__Text provided__:
>> start

Jython and IronPython do not have a GIL. Multiprocessing avoids the GIL. Blocking on I/O gives up the GIL. There are all kinds of techniques used instead of throwing threads naively at every problem. And, conveniently, none of this is mentioned in the article. Either the author was not aware of these basic facts, or suppressed them.
It is blatantly false that "no single issue has caused more frustration or curiosity for Python novices and experts alike than the Global Interpreter Lock." The author may consider it important, but this does not mean that author is speaking for everyone else.
Novices would have good reason to avoid shared-everything threading, which introduces piles of race conditions and difficulty controlling runaway threads, and should try simpler tools first and see whether they can get good results instead of prematurely optimizing with techniques they don't know how to use.
Experts will know that the GIL is often not a primary concern, and where it actually is a concern they'll be conversant with other tools like multiprocessing and task queues.
The people with the most to say about the GIL are mediocre programmers who want to show off that they are so good Python is limiting them, and people not very familiar with Python (possibly with background in languages which try to make threads the answer to everything) who have an axe to grind.
Instead of asking how it is to do what they want to do, they just assume that the problem is the GIL and there is no solution, then expect to be praised for their technical acumen. People with technical acumen just solve the problem in any of the available ways instead of bitching in public about how it's the tool's fault they can't solve the problem because they have defined the problem incorrectly and insist on some arbitrary way of doing it.
I'm sorry you didn't find the article useful, but perhaps you're not in the article's target audience. I simply wanted to give Python novices some information and background about the GIL.
That said, the fact that other implementations do not have a GIL isn't relevant to the article; it specifically refers to the cPython implementation. And your observation that multiprocessing avoids the GIL is explicitly mentioned in the article. To say "blocking on I/O gives up the GIL" is true in a very narrow sense but not very interesting. Import any third party package using C extensions and you now need to worry about how well the author manages the GIL.
But unfortunately I have to agree with the gp as well, a part of it is FUD. The FUD is not in what was said (most what was said about the GIL is true) the FUD is in what was not said, and that is that threads are there for a reason, and they do provide good speedup in a large number of applications, namely those that are IO bound.
I don't think that fact is too hard for novices to grasp so it should be me mentioned. The perception otherwise is that the creators have simply gone insane and decide to add threading to the language but you should never use it because it doesn't work (so why didn't they just remove it then?). Well it does work in large class of problems.

>> end

__Stored rows__:
>> start

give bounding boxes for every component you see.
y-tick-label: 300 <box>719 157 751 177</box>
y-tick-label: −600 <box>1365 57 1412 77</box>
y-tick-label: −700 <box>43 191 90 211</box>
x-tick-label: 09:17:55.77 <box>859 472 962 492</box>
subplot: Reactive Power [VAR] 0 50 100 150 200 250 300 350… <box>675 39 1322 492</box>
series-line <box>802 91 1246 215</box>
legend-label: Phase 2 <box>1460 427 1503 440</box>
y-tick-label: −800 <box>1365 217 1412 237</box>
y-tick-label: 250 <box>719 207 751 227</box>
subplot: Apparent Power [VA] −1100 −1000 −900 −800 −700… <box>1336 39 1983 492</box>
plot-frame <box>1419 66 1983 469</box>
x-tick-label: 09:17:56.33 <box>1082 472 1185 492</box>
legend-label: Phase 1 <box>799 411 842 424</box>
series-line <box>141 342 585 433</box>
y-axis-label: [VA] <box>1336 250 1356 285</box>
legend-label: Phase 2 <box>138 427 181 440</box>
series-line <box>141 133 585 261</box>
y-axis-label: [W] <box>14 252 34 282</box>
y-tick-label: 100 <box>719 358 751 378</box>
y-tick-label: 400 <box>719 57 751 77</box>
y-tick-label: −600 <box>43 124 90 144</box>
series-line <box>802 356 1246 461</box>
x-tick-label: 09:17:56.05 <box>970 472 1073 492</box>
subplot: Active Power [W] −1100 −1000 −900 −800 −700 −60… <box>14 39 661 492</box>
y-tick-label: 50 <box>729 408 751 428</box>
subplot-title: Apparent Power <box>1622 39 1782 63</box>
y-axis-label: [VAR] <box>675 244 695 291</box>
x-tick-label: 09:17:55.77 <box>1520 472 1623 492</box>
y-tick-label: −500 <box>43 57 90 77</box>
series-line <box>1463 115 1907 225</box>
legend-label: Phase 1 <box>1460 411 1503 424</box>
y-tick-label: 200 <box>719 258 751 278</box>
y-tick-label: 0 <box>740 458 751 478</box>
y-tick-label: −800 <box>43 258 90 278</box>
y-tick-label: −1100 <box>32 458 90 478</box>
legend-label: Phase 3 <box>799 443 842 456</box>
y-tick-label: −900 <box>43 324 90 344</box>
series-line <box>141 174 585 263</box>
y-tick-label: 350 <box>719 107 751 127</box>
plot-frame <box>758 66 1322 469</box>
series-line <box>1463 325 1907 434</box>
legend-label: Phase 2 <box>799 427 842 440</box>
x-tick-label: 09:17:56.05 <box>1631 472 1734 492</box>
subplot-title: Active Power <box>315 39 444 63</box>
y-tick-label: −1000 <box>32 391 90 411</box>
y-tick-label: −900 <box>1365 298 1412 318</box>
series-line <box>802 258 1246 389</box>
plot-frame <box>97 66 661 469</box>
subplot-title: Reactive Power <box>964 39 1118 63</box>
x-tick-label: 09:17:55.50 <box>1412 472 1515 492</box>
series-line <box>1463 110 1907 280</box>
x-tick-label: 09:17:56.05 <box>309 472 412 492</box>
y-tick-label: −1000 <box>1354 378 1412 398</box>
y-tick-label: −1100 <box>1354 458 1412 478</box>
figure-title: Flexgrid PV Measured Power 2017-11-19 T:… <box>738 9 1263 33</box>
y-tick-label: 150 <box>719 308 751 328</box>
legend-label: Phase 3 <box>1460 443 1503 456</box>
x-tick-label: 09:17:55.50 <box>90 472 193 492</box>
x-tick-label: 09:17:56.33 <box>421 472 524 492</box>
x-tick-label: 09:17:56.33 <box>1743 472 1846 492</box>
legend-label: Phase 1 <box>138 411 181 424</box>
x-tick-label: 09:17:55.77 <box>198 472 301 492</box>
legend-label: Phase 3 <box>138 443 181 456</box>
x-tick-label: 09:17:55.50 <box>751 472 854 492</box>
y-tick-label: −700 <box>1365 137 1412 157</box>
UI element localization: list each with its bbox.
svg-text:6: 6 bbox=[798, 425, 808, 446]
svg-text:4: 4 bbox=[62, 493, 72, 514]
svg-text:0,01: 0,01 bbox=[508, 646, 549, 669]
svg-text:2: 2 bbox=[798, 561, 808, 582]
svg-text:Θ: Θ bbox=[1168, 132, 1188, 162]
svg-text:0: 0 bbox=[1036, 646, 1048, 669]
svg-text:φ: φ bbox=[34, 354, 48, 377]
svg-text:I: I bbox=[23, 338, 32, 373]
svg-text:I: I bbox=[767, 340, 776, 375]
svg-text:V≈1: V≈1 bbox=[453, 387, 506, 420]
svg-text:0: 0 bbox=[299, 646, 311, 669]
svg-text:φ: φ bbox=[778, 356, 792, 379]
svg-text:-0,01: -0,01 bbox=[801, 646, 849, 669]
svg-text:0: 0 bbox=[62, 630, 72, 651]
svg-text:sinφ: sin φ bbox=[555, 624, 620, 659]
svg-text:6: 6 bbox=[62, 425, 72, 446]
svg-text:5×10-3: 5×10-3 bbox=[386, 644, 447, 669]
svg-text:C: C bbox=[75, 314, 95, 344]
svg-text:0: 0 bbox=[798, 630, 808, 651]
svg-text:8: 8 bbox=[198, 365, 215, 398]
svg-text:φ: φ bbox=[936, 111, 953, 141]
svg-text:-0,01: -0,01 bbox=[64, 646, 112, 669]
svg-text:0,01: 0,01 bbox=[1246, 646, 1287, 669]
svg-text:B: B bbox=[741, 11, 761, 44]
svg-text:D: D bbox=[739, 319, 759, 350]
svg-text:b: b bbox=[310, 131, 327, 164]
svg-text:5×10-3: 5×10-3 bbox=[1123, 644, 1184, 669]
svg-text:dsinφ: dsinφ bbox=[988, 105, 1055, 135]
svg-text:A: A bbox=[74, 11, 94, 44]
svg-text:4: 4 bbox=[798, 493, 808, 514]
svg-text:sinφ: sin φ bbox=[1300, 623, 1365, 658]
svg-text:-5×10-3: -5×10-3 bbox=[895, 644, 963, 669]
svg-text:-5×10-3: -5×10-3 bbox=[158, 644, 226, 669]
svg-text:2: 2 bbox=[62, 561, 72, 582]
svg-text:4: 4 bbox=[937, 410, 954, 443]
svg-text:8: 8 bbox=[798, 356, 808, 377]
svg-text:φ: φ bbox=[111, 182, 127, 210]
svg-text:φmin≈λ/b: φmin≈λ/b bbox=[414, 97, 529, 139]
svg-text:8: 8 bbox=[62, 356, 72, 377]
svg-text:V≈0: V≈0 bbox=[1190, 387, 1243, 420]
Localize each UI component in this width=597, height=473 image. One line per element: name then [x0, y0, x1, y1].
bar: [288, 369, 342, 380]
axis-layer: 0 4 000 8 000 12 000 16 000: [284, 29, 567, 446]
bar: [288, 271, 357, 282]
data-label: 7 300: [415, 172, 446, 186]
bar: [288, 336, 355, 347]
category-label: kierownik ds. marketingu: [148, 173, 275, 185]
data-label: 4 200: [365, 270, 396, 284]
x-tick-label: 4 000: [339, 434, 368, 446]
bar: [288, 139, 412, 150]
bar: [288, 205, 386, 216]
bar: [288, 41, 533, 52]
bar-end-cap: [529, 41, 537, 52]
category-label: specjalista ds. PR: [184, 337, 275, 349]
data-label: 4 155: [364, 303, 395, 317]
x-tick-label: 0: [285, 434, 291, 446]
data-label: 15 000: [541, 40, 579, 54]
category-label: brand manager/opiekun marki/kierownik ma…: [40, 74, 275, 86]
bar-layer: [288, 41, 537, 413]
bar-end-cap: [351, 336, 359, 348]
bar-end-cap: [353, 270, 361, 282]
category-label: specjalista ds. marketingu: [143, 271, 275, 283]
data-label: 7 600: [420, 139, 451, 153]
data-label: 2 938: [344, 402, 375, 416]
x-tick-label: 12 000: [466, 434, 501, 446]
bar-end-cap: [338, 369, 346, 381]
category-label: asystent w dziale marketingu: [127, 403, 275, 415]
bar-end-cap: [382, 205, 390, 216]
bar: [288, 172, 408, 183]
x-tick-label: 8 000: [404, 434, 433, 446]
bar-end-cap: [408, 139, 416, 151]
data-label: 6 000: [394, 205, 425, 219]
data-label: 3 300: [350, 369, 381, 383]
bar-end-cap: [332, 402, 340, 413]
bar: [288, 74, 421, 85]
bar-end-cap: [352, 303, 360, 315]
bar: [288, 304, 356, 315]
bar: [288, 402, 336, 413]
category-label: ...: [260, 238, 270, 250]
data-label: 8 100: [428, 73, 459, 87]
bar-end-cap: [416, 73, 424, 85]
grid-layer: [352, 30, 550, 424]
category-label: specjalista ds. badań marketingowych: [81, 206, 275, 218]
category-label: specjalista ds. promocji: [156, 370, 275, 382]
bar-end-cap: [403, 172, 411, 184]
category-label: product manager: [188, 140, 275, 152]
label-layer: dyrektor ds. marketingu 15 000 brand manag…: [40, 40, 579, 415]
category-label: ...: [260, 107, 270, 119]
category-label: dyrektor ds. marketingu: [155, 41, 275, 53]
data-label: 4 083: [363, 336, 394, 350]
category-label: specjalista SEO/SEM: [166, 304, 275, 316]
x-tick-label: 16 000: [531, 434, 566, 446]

>> end

__Problem set__:
1. Reproduce the records verbatim, from their first line through the line containing "series-line <box>802 91 1246 215</box>", both ends included.
2. Write the next part of the forum thread about Python's GIL, picking up after its final post.

__Answers for this exercise__:
1.
give bounding boxes for every component you see.
y-tick-label: 300 <box>719 157 751 177</box>
y-tick-label: −600 <box>1365 57 1412 77</box>
y-tick-label: −700 <box>43 191 90 211</box>
x-tick-label: 09:17:55.77 <box>859 472 962 492</box>
subplot: Reactive Power [VAR] 0 50 100 150 200 250 300 350… <box>675 39 1322 492</box>
series-line <box>802 91 1246 215</box>

2.
Think about nodejs. Like it or not it has become popular recently. It doesn't by default support or take advantage of multiple cores yet it is often found to be performant enough to handle a decent number of concurrent clients connecting. Granted it doesn't pretend to have threads in the first place but it is an example of a modern, useful ecosystem that does not take advantage of all the cores.
> To say "blocking on I/O gives up the GIL" is true in a very narrow sense
Not it is not. It is true in a very general and wide sense. Try it out! Spawn 50 threads and try to download 50 different pages, you'll notice a speedup relative to doing it all sequentially in a while loop.
> Import any third party package using C extensions and you now need to worry about how well the author manages the GIL.
Also misrepresents the facts a bit. GIL actually is supposed to make it easier to write C extensions. If the C extension doesn't mess with the GIL it is straight forward to write because the GIL is there. If the GIL wasn't there calling C extensions and returning or having a callback in Python from C would be a pretty complicated affair.
Now you can play with the GIL in C and release it to achieve parallel speedup, and I have done that, but that was in a few cases already over the years.
I was once one of the very noobies that your article describes. In fact, I even made the same Stack Overflow post asking why threading made my program slow to a crawl. I did then (thanks to a friendly answer) learn about multiprocessing rather than threading, but I never actually got around to learning -- or even thinking about!-- what exactly the GIL is and why it makes threading terrible for CPU bound tasks.
Point being, I enjoyed it.
David Beazley does a good job on explaining the GIL. There are multiple videos of his GIL talks on YouTube. This one, for instance: http://www.youtube.com/watch?v=Obt-vMVdM8s
He has a page about this at http://www.dabeaz.com/GIL/
Thank you for writing it.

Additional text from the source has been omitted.